** start RECORDED INFORMATION **
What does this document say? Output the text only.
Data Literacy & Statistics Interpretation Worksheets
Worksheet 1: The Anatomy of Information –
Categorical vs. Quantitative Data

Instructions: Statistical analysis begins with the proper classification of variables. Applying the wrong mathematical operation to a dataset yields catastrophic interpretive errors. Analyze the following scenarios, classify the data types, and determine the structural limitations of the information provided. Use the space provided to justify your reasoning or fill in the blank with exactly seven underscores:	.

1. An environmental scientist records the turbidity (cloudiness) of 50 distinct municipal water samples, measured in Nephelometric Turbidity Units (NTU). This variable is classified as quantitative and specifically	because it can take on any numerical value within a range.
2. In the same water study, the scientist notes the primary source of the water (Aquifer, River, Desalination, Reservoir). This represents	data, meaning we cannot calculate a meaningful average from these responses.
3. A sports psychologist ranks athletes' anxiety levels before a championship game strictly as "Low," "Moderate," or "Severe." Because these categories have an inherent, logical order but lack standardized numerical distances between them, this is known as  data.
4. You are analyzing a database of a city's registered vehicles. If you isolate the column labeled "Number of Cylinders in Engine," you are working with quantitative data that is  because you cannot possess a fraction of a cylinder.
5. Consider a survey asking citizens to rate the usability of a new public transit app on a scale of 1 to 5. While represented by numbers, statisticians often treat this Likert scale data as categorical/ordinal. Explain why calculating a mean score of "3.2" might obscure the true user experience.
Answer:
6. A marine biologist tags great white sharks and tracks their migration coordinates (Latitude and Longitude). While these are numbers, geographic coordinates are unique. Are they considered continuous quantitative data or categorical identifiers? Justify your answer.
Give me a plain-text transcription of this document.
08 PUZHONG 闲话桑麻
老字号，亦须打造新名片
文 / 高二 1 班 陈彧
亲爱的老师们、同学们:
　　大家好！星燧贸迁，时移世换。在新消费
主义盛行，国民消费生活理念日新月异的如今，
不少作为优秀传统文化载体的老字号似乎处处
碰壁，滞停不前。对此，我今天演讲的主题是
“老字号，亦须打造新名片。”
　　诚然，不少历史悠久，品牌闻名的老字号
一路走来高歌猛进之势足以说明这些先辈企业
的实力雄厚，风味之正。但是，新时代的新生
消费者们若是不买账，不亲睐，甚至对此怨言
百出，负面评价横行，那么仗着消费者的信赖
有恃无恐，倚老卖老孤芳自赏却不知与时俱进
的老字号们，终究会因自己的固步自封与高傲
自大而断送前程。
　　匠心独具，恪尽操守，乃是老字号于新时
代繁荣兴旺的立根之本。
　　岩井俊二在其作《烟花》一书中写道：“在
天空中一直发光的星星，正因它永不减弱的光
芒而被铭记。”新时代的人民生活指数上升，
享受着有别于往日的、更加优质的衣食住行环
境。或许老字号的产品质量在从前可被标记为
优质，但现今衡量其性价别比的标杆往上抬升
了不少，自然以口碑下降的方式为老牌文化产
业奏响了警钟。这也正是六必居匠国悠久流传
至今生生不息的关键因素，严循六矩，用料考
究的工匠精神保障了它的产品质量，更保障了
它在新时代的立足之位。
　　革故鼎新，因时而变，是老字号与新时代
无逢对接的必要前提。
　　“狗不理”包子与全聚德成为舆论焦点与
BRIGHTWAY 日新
** end RECORDED INFORMATION **
* **WRITTEN INSTRUCTION**
From the line that contains "Give me a plain-text" to the last line of the material above, repeat every line exactly, keeping both the first and the last.

* **TASK ANSWER**
Give me a plain-text transcription of this document.
08 PUZHONG 闲话桑麻
老字号，亦须打造新名片
文 / 高二 1 班 陈彧
亲爱的老师们、同学们:
　　大家好！星燧贸迁，时移世换。在新消费
主义盛行，国民消费生活理念日新月异的如今，
不少作为优秀传统文化载体的老字号似乎处处
碰壁，滞停不前。对此，我今天演讲的主题是
“老字号，亦须打造新名片。”
　　诚然，不少历史悠久，品牌闻名的老字号
一路走来高歌猛进之势足以说明这些先辈企业
的实力雄厚，风味之正。但是，新时代的新生
消费者们若是不买账，不亲睐，甚至对此怨言
百出，负面评价横行，那么仗着消费者的信赖
有恃无恐，倚老卖老孤芳自赏却不知与时俱进
的老字号们，终究会因自己的固步自封与高傲
自大而断送前程。
　　匠心独具，恪尽操守，乃是老字号于新时
代繁荣兴旺的立根之本。
　　岩井俊二在其作《烟花》一书中写道：“在
天空中一直发光的星星，正因它永不减弱的光
芒而被铭记。”新时代的人民生活指数上升，
享受着有别于往日的、更加优质的衣食住行环
境。或许老字号的产品质量在从前可被标记为
优质，但现今衡量其性价别比的标杆往上抬升
了不少，自然以口碑下降的方式为老牌文化产
业奏响了警钟。这也正是六必居匠国悠久流传
至今生生不息的关键因素，严循六矩，用料考
究的工匠精神保障了它的产品质量，更保障了
它在新时代的立足之位。
　　革故鼎新，因时而变，是老字号与新时代
无逢对接的必要前提。
　　“狗不理”包子与全聚德成为舆论焦点与
BRIGHTWAY 日新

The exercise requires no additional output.